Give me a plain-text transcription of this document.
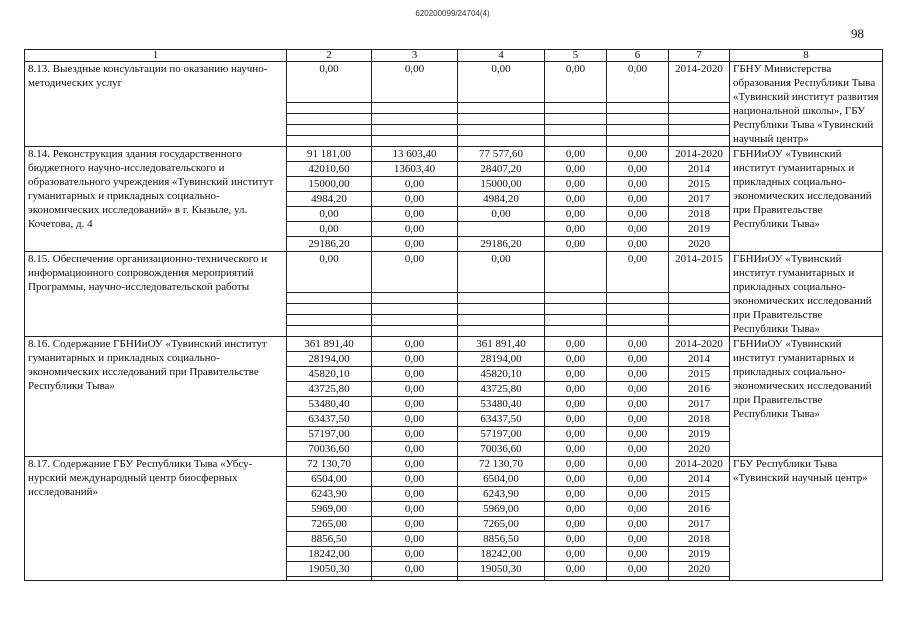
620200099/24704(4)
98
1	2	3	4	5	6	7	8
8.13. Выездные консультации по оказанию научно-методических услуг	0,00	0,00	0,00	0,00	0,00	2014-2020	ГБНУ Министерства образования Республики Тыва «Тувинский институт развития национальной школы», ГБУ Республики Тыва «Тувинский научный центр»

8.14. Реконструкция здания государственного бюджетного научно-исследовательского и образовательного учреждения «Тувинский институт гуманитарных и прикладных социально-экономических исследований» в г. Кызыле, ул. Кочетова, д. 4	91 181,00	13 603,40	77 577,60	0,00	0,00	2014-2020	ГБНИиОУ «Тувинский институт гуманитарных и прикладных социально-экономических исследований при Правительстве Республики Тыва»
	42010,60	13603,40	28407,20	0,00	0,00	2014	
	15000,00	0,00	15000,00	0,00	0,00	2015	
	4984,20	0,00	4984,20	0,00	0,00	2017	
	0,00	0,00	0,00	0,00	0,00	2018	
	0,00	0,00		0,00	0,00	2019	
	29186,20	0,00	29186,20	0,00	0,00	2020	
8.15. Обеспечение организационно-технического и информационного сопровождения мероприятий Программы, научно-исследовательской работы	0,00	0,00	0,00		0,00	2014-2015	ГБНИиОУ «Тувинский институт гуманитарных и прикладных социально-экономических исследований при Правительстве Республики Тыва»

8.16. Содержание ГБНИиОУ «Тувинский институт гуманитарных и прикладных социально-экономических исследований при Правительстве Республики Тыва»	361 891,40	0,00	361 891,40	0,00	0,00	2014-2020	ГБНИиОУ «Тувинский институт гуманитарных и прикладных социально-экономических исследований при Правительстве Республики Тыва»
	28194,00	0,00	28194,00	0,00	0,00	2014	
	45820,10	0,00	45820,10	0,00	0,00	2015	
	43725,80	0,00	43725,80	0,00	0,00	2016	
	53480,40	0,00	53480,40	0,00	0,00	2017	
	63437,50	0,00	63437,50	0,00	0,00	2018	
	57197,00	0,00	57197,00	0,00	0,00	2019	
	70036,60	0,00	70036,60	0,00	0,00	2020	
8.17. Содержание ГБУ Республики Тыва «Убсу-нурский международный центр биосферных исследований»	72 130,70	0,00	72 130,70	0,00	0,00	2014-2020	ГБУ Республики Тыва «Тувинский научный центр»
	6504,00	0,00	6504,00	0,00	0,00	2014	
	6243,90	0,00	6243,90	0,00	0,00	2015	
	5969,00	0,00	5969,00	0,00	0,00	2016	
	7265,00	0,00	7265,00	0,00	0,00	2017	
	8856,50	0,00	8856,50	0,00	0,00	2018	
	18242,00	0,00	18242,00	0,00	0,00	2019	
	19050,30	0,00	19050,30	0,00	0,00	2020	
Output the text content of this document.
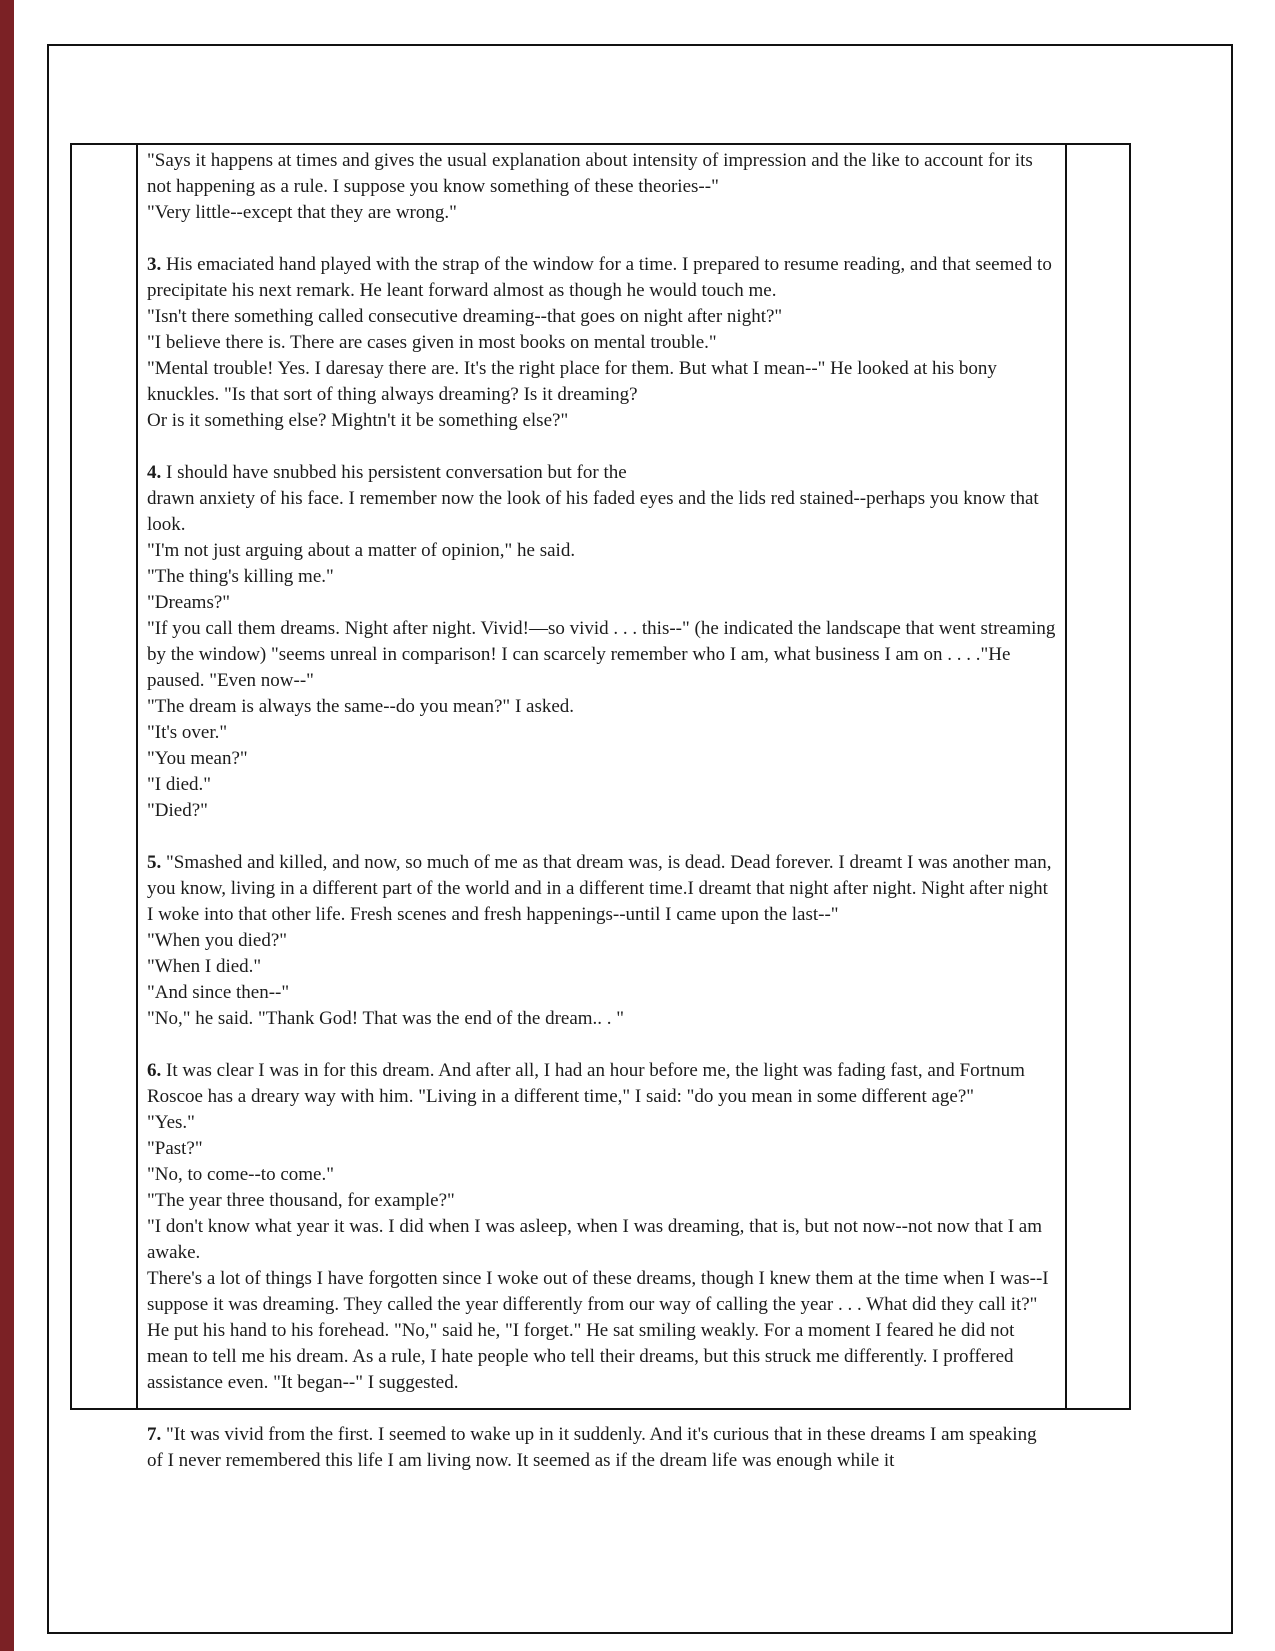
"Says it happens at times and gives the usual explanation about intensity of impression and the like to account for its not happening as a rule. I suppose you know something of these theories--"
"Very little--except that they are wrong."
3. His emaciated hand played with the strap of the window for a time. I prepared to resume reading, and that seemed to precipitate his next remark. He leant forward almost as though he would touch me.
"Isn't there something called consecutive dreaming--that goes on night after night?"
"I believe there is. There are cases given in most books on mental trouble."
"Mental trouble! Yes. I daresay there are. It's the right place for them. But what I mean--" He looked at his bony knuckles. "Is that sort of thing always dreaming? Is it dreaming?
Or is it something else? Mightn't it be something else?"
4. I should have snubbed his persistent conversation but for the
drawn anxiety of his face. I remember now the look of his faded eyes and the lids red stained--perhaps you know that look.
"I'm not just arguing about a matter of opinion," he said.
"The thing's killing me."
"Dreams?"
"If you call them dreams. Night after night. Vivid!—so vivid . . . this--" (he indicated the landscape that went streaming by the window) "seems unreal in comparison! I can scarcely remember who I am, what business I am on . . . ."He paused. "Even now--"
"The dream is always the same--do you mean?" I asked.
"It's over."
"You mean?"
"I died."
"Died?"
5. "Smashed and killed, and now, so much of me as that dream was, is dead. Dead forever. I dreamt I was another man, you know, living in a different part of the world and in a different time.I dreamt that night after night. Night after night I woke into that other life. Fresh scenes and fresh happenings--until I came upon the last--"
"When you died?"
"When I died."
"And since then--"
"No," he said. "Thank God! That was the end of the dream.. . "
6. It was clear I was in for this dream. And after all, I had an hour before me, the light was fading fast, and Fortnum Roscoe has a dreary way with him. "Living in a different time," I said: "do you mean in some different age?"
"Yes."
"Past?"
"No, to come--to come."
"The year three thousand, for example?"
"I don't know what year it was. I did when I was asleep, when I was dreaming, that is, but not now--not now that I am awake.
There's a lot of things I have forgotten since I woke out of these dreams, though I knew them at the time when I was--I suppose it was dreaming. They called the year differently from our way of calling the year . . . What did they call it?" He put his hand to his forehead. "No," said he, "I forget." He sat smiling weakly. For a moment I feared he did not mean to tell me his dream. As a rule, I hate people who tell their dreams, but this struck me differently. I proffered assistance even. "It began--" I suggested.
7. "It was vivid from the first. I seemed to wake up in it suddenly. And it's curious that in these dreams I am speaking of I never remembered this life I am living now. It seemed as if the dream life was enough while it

------------------------

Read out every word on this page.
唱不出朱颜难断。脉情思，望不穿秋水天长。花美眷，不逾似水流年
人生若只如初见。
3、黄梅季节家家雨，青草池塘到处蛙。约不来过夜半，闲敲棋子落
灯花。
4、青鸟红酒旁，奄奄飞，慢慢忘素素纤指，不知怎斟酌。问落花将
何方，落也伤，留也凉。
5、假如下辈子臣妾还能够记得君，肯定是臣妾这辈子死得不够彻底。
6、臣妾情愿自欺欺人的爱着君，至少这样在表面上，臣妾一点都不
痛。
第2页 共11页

------------------------

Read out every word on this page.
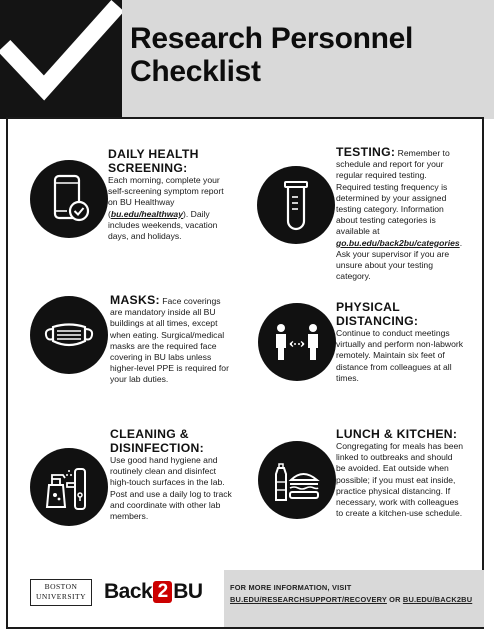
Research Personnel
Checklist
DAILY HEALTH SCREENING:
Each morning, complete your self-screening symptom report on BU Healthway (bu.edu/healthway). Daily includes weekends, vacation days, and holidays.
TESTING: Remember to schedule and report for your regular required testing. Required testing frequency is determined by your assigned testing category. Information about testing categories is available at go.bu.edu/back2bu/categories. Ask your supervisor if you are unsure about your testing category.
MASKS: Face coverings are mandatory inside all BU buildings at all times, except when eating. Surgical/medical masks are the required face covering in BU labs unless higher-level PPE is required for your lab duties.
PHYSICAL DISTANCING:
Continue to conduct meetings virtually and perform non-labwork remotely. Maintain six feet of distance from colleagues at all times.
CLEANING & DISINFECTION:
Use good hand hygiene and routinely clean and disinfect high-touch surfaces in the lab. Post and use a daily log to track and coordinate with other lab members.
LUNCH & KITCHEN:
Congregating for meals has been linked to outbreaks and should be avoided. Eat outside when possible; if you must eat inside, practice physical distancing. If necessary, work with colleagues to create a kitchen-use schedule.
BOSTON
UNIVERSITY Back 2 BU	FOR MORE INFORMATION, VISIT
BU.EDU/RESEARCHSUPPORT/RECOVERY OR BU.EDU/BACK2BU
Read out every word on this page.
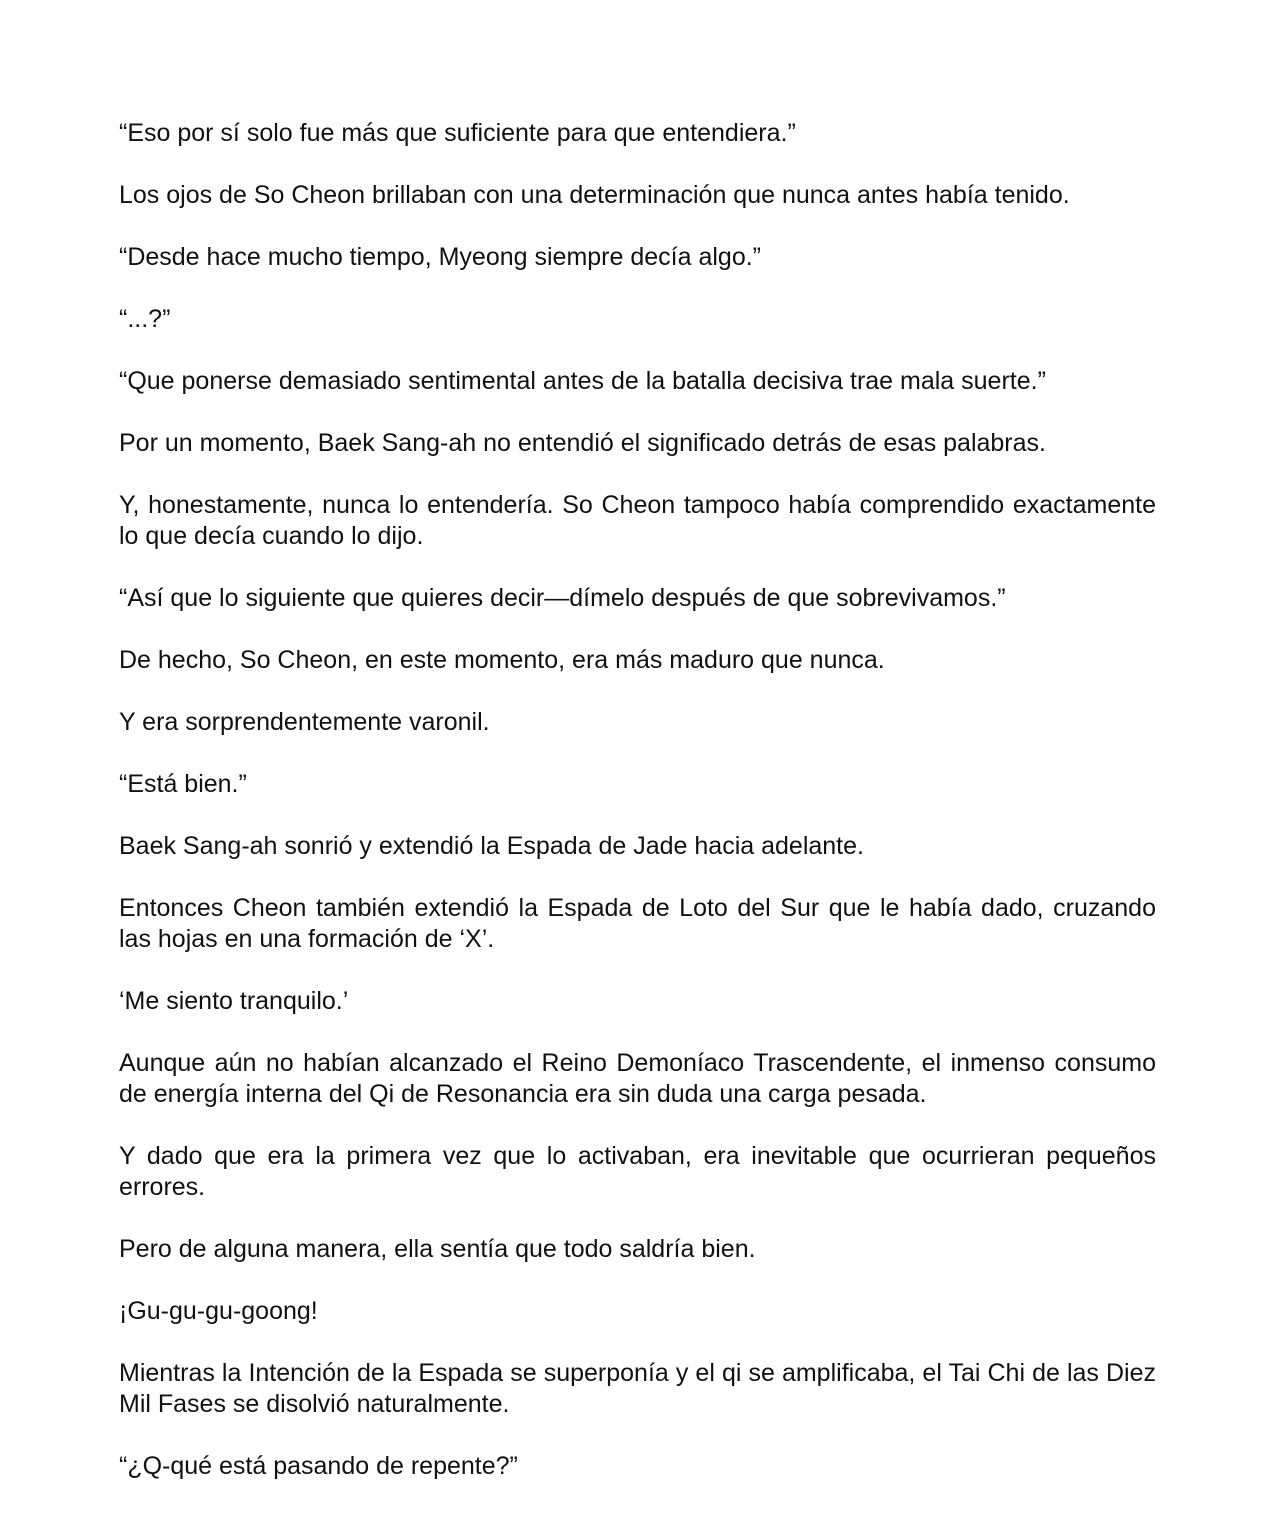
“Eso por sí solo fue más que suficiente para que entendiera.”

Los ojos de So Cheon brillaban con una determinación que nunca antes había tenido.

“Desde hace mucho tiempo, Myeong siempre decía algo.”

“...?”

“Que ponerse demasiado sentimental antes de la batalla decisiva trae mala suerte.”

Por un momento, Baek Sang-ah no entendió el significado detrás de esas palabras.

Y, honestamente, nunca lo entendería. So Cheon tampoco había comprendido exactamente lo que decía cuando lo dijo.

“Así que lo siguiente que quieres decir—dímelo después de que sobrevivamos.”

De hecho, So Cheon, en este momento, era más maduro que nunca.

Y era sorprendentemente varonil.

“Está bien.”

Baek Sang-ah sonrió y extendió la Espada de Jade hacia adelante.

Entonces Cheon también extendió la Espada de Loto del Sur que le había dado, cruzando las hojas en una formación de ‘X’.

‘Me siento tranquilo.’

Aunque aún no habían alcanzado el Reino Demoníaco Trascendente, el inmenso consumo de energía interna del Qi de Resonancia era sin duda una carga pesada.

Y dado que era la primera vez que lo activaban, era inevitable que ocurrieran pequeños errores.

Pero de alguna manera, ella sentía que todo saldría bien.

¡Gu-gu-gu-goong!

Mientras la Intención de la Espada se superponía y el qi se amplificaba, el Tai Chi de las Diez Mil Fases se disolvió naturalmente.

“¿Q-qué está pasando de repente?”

------------------------

Say how many lines in the entries contain the string "about", and leave out everything else.

◆ **Solution to the problem**:
3